Locate each line below that contains the string "badge" and copy those lines out. Case matters.

### TASK MATERIAL
--- BEGIN ---
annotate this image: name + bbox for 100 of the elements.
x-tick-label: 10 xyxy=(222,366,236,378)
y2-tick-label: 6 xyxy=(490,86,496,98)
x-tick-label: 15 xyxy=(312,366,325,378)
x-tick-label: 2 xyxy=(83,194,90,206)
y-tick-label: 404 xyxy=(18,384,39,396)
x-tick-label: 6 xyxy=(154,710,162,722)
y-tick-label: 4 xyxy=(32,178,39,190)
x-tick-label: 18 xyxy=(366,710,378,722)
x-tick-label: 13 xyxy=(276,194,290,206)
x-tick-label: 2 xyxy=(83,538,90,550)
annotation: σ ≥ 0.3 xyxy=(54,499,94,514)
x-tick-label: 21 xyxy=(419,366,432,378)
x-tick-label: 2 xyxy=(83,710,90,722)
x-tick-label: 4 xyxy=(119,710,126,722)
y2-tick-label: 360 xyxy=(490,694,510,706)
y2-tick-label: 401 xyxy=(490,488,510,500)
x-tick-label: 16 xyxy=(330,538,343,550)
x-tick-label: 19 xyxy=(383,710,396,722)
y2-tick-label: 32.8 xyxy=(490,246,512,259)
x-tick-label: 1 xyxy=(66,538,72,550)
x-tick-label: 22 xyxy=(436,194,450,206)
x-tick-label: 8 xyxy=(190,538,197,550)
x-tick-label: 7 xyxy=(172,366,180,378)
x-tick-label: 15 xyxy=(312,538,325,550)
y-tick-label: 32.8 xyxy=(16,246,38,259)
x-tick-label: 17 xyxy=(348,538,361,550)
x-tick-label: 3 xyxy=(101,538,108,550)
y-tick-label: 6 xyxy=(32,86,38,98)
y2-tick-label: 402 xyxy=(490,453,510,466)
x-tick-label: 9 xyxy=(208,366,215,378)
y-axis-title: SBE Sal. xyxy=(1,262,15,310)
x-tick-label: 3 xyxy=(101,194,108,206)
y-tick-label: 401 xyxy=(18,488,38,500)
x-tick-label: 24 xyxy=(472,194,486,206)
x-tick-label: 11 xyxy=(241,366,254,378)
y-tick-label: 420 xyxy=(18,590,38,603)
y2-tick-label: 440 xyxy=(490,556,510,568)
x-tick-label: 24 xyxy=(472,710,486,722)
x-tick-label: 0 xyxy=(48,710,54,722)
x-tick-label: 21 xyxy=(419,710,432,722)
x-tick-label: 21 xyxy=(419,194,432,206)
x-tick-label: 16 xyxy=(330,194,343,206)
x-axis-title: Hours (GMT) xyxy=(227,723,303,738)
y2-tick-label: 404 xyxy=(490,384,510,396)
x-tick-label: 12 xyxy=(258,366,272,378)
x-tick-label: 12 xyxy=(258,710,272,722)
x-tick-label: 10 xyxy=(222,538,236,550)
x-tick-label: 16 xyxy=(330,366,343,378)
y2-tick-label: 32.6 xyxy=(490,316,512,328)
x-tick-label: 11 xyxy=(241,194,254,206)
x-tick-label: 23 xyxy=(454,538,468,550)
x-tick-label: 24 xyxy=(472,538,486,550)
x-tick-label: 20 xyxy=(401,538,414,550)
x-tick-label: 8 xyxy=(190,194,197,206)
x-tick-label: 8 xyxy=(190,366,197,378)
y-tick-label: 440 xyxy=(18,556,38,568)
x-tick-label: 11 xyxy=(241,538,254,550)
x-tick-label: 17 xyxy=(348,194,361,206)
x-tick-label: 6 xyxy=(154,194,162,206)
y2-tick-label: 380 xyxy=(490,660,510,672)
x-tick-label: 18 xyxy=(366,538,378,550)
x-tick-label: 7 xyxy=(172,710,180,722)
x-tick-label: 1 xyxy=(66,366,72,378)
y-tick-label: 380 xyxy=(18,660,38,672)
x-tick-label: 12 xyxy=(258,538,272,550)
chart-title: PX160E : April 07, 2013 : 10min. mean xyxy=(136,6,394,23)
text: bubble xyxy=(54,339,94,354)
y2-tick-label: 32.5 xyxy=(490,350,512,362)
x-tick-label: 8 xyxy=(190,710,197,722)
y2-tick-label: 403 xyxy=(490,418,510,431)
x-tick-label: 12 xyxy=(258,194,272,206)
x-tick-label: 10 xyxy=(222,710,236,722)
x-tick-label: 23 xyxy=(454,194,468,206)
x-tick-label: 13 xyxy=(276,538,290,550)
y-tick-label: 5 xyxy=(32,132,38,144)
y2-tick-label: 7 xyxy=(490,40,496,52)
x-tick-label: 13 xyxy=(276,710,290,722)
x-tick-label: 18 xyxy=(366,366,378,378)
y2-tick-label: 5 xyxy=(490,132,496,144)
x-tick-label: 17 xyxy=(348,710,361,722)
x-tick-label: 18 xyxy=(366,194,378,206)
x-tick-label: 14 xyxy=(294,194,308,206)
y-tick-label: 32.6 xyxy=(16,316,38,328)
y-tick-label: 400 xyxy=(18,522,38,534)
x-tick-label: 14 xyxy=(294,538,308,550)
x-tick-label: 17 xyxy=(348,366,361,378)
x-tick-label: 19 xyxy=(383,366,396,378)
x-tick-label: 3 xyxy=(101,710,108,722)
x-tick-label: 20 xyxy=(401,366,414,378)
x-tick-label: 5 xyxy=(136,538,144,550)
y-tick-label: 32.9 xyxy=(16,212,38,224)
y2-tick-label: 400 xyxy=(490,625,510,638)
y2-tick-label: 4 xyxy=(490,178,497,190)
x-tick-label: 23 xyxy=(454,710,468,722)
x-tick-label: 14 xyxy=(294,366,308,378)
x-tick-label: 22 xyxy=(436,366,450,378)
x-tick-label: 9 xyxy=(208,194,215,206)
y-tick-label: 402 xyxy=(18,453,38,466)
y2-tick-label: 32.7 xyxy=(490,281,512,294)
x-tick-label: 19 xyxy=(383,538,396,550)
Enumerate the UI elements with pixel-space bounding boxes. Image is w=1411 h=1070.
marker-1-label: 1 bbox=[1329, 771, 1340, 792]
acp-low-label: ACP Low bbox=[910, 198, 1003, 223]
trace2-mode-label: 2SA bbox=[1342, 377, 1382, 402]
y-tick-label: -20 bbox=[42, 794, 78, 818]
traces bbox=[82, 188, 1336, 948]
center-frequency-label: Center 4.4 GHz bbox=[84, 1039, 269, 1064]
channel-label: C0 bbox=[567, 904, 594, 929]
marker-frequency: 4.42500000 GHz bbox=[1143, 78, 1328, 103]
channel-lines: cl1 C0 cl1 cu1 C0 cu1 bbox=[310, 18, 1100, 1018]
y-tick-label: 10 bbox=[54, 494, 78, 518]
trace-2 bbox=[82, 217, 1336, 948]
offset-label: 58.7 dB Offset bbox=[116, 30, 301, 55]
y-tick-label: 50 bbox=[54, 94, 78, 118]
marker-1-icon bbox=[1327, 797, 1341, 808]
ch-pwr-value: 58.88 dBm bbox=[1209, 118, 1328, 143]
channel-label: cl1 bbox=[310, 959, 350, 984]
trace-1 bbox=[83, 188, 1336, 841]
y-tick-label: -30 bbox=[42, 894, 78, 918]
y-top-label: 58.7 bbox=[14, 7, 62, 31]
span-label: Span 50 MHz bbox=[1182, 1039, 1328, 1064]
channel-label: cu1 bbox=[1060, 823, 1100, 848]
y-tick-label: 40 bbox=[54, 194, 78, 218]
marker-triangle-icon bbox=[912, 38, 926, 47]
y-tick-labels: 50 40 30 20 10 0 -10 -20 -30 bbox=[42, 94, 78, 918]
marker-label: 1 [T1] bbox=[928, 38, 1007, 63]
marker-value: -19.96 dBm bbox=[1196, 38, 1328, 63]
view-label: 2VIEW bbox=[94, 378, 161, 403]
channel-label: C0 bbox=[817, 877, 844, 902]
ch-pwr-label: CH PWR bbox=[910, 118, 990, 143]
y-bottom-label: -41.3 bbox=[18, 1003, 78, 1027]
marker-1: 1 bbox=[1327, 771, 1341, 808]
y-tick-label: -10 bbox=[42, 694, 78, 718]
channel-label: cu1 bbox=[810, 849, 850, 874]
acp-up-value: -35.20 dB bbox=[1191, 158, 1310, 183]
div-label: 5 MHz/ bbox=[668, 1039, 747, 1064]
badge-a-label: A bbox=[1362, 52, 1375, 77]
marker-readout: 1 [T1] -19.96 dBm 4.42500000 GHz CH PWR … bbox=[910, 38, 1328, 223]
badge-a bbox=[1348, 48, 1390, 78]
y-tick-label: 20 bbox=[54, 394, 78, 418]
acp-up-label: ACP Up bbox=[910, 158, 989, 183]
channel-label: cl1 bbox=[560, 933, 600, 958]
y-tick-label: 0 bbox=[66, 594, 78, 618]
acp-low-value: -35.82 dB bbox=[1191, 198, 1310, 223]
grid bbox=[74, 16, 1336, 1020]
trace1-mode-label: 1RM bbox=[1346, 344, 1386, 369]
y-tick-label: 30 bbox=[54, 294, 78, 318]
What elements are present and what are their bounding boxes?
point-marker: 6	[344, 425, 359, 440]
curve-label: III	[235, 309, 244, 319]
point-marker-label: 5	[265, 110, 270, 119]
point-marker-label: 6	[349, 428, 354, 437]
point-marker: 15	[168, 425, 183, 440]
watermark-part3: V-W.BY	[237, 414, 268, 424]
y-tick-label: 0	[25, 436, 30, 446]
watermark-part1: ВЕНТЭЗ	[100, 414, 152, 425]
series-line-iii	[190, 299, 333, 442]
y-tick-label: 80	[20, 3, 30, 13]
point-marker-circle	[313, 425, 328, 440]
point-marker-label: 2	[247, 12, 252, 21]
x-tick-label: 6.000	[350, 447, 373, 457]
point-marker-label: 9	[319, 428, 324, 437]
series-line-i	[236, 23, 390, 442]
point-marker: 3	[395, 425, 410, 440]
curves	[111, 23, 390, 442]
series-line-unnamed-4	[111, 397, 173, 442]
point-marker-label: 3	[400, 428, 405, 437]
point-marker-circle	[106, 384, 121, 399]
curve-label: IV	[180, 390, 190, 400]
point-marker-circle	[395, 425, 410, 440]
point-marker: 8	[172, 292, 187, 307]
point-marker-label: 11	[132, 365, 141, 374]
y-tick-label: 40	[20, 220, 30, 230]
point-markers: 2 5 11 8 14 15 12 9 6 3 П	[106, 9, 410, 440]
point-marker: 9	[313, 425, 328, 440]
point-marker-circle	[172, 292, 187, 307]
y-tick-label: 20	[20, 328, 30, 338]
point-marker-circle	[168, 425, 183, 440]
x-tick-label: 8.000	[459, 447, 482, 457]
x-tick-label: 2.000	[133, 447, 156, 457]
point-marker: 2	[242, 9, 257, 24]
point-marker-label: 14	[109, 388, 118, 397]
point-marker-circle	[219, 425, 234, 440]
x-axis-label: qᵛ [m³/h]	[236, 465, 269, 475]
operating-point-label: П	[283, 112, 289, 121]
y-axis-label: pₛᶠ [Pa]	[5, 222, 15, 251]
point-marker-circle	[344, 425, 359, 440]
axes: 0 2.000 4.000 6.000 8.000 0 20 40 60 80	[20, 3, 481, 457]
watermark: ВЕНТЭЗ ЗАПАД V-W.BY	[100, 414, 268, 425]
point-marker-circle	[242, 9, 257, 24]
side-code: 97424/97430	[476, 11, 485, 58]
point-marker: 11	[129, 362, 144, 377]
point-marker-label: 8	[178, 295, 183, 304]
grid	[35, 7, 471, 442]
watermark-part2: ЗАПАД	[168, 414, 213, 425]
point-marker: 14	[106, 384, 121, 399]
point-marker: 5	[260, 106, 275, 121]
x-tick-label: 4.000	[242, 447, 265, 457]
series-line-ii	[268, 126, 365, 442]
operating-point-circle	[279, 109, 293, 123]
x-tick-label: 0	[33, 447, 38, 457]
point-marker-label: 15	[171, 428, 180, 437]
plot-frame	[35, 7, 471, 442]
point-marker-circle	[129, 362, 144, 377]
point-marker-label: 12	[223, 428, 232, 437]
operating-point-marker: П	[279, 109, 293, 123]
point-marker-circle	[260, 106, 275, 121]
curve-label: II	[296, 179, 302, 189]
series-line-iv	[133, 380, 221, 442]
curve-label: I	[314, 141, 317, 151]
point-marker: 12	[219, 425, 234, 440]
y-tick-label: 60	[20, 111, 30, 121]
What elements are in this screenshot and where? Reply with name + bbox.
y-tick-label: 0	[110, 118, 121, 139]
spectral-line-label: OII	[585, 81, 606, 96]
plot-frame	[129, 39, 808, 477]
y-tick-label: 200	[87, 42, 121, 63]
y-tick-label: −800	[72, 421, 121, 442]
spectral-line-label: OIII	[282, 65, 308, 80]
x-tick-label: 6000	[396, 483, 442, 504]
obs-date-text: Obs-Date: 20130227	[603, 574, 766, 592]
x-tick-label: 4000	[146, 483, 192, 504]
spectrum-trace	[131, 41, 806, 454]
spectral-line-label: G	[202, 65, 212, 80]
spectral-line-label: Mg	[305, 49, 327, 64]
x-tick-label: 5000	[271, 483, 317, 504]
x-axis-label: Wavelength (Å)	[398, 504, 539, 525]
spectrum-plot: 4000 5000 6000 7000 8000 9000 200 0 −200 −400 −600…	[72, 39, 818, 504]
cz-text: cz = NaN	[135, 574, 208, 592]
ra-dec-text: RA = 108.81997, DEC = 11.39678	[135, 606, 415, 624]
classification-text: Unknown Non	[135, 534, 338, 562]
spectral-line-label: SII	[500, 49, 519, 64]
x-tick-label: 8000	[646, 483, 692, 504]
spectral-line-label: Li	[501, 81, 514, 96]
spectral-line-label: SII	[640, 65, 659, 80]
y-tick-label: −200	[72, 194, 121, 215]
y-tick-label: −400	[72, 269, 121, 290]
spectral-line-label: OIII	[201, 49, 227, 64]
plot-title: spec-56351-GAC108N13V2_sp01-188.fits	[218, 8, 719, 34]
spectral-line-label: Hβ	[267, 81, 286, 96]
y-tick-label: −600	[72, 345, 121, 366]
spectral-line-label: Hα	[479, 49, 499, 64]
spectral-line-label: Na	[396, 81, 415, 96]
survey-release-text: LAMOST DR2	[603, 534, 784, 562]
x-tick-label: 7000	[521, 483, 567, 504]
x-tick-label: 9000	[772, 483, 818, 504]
--- END ---
### SOLUTION TO THIS TASK
badge-a-label: A bbox=[1362, 52, 1375, 77]
badge-a bbox=[1348, 48, 1390, 78]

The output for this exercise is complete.